Read the records below. Copy each line where the string "screenshot" occurs.

[START DATA SUPPLIED]

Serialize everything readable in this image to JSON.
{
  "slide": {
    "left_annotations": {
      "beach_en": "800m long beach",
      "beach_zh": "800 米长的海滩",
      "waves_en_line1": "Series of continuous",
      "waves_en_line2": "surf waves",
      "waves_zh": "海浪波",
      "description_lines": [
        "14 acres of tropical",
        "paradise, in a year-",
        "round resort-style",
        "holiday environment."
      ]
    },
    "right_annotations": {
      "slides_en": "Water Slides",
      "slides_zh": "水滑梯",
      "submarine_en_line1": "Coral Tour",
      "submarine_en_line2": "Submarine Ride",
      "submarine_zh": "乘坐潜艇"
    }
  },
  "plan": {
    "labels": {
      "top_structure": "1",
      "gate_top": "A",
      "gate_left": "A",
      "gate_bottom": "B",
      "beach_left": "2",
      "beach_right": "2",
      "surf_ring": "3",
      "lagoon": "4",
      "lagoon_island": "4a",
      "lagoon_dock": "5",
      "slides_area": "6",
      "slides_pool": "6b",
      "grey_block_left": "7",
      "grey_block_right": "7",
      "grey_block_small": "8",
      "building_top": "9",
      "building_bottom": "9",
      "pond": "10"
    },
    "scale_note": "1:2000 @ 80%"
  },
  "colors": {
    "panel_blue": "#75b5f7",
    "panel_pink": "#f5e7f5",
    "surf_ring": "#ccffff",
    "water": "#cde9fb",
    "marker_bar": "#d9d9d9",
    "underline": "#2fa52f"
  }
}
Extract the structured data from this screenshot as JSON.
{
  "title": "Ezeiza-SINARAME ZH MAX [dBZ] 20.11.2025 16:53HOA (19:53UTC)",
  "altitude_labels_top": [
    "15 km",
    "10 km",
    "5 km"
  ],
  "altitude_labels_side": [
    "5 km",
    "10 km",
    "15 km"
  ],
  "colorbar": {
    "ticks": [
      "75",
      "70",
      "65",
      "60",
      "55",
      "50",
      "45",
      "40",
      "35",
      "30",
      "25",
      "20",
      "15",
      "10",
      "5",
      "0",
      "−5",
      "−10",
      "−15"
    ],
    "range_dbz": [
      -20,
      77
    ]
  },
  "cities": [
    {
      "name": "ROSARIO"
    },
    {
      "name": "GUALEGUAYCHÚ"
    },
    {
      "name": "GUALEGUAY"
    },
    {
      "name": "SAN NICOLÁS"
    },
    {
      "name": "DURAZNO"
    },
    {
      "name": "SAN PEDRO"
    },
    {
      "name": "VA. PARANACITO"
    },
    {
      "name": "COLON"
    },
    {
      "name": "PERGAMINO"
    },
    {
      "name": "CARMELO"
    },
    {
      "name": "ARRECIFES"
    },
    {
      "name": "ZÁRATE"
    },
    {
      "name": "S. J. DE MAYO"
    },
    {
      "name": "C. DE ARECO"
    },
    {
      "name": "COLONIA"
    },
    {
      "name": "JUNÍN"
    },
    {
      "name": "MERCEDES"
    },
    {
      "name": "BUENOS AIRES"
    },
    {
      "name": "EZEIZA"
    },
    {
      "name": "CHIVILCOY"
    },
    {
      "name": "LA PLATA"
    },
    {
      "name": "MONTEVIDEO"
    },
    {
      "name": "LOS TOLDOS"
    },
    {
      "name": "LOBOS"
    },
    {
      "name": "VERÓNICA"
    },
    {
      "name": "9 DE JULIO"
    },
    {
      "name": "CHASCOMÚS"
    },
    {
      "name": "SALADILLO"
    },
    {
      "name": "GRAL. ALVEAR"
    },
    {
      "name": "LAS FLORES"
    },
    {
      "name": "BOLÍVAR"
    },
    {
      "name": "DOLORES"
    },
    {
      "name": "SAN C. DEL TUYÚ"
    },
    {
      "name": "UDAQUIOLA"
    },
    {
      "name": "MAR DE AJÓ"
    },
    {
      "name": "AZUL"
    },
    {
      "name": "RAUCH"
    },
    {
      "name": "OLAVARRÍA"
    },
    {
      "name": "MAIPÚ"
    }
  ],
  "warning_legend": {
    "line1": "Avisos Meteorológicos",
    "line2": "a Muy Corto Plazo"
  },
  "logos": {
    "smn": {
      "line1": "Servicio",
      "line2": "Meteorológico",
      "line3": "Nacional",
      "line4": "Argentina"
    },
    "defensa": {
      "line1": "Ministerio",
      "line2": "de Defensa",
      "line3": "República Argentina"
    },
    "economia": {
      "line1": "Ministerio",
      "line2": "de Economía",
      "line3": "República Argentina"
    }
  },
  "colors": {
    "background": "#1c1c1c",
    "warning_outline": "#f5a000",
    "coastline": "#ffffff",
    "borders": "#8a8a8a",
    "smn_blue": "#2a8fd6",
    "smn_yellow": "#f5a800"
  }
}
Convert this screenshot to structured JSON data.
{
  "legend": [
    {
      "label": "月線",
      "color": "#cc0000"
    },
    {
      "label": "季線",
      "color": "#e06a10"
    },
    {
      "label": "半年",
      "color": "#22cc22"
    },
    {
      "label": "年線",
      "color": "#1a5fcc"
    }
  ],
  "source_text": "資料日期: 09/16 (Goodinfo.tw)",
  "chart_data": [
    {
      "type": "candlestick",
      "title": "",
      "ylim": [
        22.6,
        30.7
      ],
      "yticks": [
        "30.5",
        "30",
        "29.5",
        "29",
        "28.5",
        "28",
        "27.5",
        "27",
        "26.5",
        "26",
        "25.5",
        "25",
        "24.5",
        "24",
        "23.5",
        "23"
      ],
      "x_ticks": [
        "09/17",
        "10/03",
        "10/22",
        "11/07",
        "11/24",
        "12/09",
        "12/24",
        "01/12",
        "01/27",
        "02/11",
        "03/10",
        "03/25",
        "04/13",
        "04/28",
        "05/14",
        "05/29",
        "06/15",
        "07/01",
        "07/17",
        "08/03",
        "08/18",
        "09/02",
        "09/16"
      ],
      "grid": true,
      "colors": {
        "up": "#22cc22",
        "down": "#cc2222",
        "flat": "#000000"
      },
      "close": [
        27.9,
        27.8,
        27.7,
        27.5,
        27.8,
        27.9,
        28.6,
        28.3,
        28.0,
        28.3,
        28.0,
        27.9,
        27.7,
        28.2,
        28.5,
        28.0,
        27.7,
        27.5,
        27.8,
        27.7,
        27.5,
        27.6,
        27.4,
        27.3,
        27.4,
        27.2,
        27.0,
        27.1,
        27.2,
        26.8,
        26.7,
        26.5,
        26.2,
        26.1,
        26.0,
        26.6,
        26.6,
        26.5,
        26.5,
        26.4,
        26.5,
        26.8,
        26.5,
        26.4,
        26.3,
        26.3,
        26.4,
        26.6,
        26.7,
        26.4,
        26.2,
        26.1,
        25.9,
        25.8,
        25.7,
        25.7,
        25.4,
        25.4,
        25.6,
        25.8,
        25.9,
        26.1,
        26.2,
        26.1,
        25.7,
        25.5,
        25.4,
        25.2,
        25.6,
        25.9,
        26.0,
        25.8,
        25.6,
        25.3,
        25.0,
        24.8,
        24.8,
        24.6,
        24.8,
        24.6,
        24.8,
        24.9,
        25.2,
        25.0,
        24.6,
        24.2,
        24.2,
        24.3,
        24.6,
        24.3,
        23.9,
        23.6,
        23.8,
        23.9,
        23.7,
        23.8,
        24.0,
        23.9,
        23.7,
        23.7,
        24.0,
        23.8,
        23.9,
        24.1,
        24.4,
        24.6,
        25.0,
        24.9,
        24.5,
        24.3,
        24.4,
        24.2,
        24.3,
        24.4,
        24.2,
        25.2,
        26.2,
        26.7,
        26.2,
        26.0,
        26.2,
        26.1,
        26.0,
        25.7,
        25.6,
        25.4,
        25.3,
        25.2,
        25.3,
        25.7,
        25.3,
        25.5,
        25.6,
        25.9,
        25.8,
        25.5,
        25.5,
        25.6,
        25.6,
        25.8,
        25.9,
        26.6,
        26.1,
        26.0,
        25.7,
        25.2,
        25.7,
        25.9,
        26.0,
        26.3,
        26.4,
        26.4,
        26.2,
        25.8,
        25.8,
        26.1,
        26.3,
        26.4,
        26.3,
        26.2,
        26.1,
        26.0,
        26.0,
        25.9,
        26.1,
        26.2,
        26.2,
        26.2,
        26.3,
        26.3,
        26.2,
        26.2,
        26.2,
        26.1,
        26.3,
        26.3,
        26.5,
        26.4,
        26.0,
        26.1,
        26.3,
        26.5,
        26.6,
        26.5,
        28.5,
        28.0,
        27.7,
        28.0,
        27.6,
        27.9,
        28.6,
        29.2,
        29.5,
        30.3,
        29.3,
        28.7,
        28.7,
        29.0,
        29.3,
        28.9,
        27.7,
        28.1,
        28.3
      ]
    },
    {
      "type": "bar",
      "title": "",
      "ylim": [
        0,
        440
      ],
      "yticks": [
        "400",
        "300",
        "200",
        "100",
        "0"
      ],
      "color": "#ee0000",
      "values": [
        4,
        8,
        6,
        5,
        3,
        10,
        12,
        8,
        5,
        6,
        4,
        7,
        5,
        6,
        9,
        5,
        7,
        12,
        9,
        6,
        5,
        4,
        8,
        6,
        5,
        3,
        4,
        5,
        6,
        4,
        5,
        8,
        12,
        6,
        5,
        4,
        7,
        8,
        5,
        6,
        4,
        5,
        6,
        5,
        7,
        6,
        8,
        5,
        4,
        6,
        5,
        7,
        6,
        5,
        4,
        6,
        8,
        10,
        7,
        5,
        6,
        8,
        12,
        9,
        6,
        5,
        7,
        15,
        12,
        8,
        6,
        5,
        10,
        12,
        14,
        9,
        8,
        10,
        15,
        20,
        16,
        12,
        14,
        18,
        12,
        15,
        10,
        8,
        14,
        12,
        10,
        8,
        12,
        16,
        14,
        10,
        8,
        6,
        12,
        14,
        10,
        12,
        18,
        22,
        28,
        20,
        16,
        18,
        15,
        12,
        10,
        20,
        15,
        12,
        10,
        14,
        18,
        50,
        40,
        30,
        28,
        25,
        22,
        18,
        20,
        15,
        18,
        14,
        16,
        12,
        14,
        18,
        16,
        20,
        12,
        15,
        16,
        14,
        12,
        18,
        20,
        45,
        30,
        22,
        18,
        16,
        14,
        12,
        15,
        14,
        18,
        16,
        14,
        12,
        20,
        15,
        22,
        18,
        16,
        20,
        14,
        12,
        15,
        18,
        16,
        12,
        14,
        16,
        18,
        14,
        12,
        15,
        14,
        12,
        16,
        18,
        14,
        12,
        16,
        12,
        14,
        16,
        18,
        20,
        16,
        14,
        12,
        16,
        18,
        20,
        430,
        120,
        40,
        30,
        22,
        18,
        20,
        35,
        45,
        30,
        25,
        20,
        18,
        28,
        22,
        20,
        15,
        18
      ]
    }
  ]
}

[END DATA SUPPLIED]

* FULL ANSWER *
Extract the structured data from this screenshot as JSON.
Convert this screenshot to structured JSON data.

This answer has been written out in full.